§ Directive: Copy each line holding the string "ylabel".
═════ Data records
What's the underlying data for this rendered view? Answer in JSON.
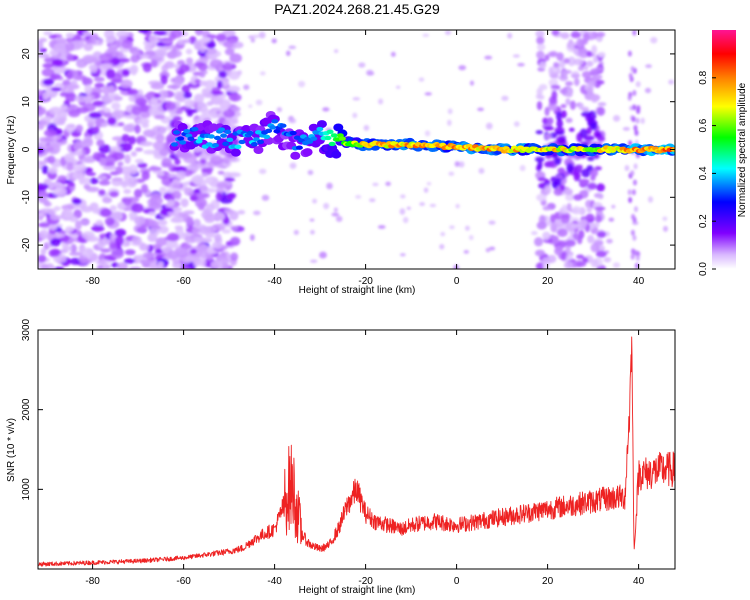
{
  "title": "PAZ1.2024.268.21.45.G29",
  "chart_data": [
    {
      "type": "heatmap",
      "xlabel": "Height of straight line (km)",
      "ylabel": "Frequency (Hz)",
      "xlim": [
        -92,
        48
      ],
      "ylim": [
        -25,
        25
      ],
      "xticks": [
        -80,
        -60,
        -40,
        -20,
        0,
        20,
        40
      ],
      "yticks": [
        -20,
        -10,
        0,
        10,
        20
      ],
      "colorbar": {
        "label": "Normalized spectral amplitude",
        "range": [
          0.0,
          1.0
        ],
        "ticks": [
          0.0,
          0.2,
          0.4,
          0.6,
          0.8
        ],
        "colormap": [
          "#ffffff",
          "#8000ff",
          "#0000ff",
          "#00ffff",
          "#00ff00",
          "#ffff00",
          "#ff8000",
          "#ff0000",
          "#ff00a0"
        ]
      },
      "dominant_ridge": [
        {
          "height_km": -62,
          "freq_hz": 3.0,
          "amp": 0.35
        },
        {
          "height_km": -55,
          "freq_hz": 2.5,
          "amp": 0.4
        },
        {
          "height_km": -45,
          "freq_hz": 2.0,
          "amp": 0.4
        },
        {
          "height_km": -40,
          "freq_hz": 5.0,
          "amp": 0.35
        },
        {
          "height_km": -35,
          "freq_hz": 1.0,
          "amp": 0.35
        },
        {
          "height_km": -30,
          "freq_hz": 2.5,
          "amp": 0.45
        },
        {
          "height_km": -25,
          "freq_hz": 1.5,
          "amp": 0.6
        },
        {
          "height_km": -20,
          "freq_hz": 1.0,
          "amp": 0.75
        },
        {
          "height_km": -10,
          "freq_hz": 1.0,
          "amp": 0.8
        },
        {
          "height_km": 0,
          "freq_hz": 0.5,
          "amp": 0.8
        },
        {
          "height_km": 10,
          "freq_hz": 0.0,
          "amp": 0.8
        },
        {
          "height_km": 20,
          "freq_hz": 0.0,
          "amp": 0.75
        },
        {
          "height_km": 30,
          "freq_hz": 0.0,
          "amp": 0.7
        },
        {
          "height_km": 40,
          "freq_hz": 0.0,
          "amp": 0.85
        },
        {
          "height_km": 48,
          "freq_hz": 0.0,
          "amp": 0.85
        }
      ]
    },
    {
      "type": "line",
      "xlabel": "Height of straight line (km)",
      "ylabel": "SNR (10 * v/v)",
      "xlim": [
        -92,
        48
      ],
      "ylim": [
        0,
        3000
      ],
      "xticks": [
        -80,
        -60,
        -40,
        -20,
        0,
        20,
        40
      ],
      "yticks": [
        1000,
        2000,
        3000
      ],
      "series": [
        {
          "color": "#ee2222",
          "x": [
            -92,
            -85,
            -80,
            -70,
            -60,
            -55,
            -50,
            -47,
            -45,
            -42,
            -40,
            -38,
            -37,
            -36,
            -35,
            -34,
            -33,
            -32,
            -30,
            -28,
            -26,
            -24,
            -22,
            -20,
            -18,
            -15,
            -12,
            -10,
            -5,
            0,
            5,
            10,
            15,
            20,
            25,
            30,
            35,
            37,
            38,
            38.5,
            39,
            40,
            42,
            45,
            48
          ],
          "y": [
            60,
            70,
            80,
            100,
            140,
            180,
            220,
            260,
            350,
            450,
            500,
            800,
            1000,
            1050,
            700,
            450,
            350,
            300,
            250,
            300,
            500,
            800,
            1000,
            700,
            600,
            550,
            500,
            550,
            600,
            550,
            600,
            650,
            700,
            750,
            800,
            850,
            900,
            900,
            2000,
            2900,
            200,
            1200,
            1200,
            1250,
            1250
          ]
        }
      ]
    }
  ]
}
══════════
═════ Data records
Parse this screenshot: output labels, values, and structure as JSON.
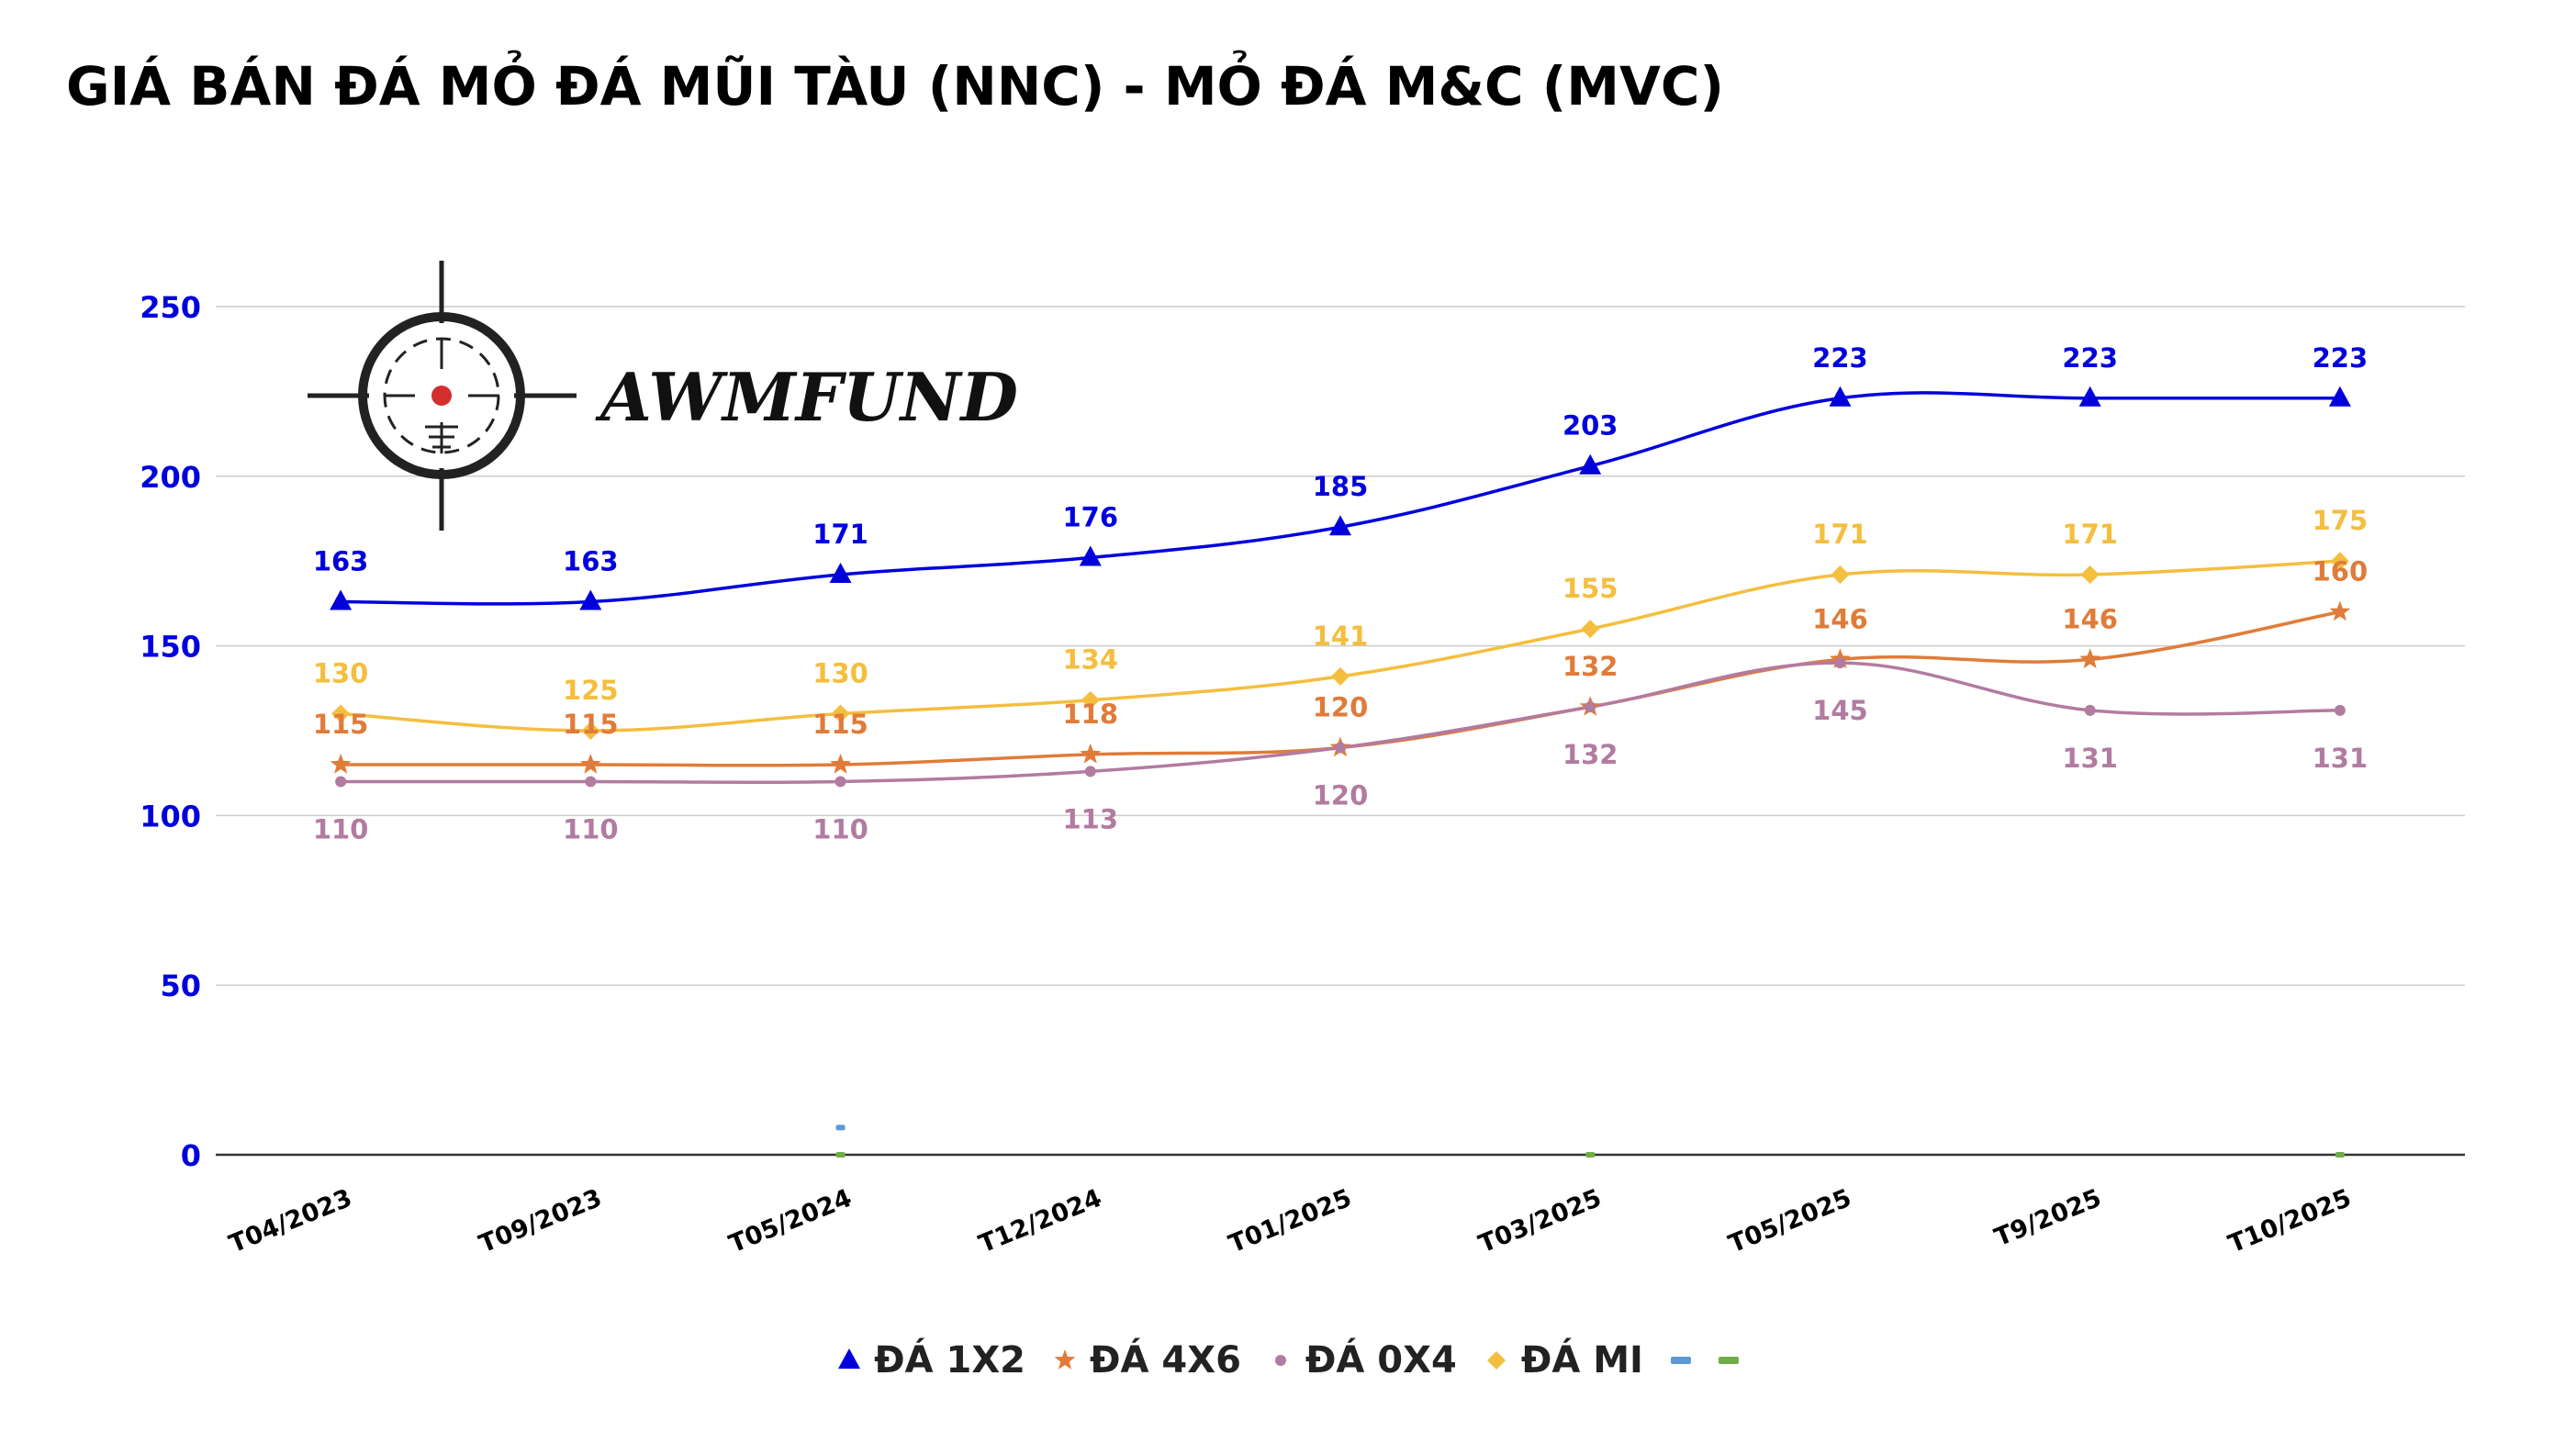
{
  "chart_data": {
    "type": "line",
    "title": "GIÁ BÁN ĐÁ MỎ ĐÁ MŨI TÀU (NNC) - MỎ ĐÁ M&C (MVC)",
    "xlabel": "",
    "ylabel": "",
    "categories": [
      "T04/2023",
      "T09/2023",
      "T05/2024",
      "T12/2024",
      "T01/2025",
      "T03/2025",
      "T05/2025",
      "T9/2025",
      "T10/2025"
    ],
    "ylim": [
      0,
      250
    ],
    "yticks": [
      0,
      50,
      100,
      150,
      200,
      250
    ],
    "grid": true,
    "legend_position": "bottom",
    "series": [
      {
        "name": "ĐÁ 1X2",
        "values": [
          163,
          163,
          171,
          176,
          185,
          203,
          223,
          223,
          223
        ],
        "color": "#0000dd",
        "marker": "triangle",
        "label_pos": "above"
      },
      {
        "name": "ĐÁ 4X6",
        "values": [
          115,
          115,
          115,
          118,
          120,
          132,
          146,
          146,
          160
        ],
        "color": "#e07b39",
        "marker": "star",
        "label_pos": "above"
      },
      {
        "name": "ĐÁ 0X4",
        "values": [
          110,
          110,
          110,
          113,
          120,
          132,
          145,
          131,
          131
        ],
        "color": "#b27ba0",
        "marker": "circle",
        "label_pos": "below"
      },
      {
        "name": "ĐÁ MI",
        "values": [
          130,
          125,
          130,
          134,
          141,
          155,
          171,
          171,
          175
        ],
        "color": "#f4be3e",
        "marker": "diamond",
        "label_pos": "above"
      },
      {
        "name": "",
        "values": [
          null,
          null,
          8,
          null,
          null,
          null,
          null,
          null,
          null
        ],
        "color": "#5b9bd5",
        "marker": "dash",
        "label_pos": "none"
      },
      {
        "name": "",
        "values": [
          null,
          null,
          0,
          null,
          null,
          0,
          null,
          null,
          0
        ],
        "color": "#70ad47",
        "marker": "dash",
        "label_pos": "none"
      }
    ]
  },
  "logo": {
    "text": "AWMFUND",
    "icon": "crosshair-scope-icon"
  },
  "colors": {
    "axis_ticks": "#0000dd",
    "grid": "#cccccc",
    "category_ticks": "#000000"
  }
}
══════════
§ Exercise result:
      "ylabel": "Frequency (Hz)",
      "ylabel": "SNR (10 * v/v)",
    "ylabel": "",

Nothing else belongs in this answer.